((

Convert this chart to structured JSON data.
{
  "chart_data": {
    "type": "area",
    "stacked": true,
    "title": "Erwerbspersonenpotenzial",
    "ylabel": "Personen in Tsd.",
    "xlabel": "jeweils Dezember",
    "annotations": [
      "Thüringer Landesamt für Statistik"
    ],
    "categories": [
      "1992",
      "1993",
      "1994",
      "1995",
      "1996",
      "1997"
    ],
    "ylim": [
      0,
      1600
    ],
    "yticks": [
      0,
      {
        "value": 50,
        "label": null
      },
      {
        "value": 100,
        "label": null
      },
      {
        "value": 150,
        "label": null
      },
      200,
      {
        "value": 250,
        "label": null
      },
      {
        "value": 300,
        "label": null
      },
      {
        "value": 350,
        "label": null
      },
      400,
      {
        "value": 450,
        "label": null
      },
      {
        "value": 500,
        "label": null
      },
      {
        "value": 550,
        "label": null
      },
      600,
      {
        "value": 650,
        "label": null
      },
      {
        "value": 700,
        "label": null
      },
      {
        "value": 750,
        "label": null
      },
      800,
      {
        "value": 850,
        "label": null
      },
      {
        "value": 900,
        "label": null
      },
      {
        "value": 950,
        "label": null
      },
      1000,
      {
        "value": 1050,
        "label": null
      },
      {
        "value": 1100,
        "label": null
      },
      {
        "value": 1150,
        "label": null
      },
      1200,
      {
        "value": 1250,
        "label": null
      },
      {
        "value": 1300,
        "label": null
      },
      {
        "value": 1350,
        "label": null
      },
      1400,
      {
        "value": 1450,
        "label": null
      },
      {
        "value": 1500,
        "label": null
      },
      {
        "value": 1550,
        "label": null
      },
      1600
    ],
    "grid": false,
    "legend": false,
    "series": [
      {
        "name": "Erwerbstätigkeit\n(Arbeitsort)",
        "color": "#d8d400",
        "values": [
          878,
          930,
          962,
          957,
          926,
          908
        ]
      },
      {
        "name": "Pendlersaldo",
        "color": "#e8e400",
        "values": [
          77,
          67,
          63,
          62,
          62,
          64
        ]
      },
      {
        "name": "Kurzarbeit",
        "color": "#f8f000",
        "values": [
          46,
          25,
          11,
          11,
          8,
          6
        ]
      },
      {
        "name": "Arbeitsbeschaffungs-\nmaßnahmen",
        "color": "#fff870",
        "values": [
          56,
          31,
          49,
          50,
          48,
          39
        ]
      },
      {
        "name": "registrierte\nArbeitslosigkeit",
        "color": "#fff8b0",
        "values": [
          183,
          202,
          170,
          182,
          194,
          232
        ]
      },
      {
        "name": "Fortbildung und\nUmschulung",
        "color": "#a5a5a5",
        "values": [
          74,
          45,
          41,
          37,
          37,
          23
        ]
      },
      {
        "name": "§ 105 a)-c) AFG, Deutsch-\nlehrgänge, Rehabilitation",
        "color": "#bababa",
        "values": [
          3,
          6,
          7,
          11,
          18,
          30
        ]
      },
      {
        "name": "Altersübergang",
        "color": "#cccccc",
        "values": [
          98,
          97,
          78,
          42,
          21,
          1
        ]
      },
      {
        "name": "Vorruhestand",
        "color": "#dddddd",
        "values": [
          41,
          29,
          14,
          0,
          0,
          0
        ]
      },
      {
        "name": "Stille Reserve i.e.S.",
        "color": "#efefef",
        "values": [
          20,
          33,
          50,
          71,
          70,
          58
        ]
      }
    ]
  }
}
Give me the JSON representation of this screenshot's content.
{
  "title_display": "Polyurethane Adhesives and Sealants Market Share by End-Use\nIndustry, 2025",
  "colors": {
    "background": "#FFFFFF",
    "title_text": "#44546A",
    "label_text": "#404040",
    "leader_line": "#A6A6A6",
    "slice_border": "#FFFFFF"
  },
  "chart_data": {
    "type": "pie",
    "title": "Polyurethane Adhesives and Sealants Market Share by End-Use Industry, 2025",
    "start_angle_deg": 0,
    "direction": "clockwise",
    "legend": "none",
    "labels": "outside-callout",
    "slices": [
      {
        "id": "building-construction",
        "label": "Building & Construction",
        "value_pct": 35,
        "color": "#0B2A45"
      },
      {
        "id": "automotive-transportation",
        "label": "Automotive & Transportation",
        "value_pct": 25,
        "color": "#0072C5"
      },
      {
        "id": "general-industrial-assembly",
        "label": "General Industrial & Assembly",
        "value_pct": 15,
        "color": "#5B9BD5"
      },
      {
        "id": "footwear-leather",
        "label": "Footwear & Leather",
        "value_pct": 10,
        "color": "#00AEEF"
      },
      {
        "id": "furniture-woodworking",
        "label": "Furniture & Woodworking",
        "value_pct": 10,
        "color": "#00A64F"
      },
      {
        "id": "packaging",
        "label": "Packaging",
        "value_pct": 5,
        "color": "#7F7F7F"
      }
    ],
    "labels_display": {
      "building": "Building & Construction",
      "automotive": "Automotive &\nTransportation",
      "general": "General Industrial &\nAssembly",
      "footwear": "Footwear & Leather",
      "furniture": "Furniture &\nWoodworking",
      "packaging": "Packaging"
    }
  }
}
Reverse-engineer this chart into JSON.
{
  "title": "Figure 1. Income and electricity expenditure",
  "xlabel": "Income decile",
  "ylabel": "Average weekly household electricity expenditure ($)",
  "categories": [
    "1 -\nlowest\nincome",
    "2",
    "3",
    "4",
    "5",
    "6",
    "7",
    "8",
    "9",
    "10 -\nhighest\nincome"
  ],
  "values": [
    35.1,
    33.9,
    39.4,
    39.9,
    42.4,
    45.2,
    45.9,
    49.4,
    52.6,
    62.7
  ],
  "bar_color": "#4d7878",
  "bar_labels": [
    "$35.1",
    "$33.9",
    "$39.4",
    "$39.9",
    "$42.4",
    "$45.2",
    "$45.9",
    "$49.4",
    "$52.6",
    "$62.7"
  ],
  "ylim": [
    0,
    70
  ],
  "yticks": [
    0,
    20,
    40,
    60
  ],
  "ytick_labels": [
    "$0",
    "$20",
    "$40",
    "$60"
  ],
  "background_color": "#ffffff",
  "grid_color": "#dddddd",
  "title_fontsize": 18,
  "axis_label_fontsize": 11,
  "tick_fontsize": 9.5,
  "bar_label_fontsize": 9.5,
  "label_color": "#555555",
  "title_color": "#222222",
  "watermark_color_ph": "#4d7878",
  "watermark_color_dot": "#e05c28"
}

))
((

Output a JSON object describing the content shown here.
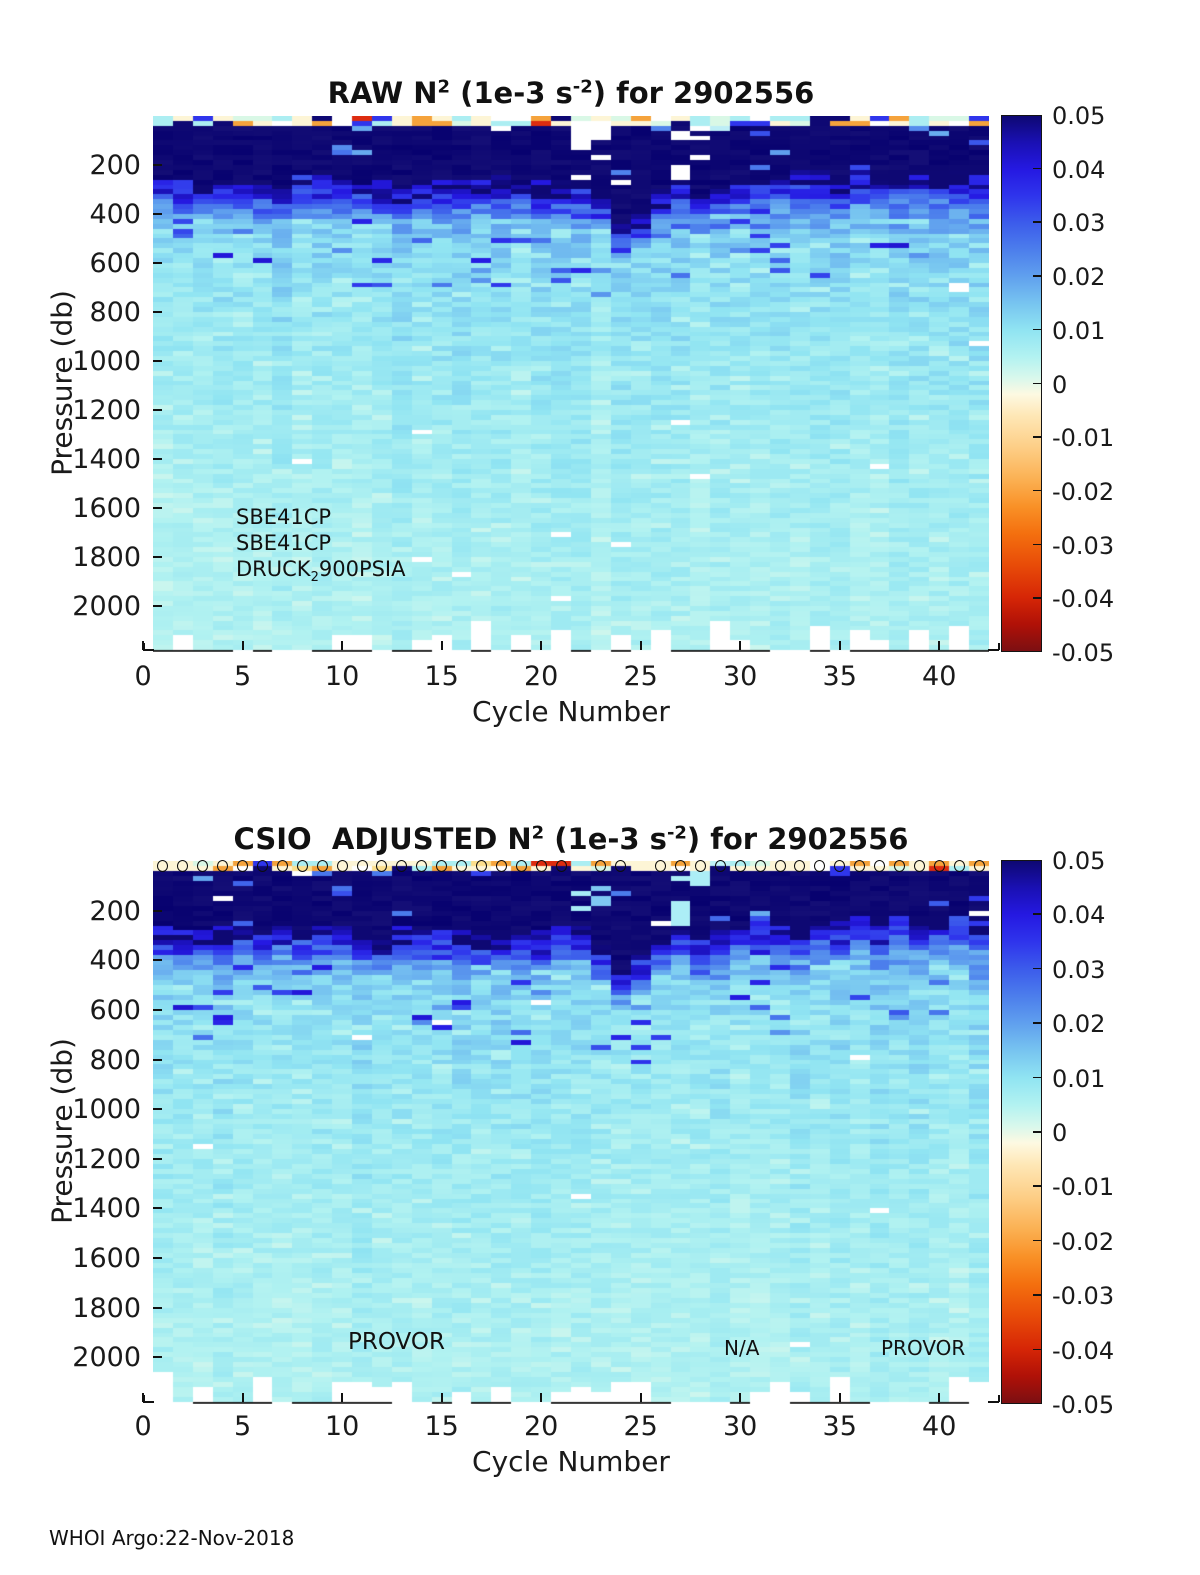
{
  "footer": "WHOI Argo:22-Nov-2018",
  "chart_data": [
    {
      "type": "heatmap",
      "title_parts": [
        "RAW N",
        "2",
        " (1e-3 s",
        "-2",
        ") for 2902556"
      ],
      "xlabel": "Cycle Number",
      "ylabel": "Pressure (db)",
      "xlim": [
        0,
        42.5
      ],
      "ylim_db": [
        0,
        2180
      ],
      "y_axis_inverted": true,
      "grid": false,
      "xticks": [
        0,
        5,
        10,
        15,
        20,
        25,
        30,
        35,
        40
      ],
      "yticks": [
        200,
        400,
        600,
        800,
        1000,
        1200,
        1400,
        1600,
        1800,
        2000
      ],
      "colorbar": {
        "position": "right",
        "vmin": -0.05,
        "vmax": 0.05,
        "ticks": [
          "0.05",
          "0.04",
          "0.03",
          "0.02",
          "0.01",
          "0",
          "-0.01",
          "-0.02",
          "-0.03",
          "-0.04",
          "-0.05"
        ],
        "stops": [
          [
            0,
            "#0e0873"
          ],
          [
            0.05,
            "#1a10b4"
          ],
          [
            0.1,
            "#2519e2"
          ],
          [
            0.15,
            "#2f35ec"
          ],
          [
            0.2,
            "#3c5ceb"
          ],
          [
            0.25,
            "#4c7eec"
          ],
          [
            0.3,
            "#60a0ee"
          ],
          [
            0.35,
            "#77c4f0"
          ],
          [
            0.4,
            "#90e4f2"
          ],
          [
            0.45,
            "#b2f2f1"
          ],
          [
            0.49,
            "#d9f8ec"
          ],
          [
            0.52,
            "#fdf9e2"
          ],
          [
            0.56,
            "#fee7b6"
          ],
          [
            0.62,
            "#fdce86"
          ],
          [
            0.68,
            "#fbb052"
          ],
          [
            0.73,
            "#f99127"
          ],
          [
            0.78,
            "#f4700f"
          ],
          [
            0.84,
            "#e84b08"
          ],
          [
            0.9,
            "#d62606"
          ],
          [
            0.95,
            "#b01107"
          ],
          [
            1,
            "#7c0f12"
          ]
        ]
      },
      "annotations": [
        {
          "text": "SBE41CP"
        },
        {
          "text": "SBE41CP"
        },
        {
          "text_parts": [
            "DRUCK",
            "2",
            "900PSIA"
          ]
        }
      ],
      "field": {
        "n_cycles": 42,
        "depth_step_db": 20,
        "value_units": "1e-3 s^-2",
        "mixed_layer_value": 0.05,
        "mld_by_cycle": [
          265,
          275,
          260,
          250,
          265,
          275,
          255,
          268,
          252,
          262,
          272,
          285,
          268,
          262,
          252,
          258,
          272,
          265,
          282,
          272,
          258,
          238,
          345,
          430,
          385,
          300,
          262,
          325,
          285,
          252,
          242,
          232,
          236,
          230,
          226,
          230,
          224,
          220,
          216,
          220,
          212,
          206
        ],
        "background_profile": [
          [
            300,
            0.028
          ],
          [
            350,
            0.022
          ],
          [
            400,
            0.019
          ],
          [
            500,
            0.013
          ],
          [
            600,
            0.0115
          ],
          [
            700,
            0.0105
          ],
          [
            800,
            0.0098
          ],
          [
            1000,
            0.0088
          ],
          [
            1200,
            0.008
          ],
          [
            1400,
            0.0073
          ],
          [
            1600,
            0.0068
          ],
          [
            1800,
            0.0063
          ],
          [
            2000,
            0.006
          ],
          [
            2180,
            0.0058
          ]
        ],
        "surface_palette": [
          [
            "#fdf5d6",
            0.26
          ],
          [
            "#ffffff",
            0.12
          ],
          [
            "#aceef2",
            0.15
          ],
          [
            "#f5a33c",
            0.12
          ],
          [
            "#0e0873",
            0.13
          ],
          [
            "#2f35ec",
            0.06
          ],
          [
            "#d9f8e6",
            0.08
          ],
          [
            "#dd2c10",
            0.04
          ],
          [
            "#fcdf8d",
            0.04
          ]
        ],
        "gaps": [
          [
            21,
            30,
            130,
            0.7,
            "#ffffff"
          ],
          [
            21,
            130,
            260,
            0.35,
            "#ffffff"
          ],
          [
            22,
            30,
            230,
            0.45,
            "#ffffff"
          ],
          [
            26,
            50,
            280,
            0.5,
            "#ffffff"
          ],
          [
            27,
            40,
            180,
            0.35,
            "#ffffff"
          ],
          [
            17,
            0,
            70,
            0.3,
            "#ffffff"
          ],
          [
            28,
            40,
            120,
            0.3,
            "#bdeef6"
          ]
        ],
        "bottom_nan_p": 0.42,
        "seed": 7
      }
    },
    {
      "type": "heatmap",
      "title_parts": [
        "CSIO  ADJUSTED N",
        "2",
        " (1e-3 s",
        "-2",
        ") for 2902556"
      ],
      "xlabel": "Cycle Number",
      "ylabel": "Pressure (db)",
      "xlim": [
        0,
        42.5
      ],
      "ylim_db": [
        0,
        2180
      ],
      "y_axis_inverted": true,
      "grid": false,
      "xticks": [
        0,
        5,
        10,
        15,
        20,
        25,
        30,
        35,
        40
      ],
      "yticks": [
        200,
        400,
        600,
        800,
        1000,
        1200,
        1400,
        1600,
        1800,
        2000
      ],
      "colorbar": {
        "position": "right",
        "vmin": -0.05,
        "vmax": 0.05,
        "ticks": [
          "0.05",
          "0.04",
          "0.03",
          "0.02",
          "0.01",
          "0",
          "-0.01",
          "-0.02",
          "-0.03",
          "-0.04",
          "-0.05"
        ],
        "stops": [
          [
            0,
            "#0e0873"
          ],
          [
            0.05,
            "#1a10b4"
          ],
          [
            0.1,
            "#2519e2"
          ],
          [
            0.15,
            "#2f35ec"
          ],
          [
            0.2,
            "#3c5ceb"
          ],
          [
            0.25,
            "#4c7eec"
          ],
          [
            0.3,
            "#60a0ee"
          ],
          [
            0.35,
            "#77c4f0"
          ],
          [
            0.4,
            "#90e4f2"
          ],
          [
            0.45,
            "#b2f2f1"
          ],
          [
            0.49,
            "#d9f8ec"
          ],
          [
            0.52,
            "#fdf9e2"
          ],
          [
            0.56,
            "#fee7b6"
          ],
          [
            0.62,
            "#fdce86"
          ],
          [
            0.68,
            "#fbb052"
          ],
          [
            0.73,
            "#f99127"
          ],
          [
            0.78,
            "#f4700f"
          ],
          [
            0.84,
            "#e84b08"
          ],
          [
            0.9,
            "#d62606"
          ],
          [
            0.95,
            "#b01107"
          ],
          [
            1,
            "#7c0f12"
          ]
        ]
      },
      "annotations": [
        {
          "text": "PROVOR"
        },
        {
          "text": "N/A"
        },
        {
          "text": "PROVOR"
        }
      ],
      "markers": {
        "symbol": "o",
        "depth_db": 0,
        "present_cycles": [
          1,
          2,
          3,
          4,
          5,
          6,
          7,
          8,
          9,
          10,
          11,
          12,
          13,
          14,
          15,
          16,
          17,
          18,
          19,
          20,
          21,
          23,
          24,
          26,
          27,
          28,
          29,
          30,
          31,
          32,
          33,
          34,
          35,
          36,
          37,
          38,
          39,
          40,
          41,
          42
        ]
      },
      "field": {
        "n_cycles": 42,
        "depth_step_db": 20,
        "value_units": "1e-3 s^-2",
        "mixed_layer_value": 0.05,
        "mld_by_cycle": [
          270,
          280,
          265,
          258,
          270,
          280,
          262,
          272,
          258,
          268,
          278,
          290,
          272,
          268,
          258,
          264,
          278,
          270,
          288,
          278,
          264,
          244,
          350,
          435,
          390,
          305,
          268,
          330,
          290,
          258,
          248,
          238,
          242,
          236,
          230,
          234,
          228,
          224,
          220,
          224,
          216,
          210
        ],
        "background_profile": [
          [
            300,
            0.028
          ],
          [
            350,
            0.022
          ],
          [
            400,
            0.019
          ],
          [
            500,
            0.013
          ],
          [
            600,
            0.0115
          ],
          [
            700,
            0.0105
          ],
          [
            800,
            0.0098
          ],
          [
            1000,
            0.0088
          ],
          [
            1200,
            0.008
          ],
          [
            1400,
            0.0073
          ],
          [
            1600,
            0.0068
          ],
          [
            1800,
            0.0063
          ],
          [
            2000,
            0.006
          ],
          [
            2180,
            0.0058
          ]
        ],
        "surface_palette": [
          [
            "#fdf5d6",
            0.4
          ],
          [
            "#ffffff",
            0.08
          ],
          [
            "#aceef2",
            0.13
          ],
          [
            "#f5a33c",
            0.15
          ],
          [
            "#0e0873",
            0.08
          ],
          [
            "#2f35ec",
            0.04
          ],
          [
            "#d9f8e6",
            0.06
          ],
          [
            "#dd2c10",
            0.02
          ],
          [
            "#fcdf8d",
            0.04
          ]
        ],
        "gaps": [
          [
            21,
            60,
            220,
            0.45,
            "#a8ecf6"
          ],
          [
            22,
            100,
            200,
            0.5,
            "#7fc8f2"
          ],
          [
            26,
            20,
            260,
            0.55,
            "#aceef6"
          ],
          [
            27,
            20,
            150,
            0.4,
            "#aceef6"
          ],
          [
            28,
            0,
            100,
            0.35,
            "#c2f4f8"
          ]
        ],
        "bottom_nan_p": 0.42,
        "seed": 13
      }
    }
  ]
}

))

In the entries above, find each line with the string "ylabel" and copy it.

    "ylabel": "Personen in Tsd.",
  "ylabel": "Average weekly household electricity expenditure ($)",
      "ylabel": "Pressure (db)",
      "ylabel": "Pressure (db)",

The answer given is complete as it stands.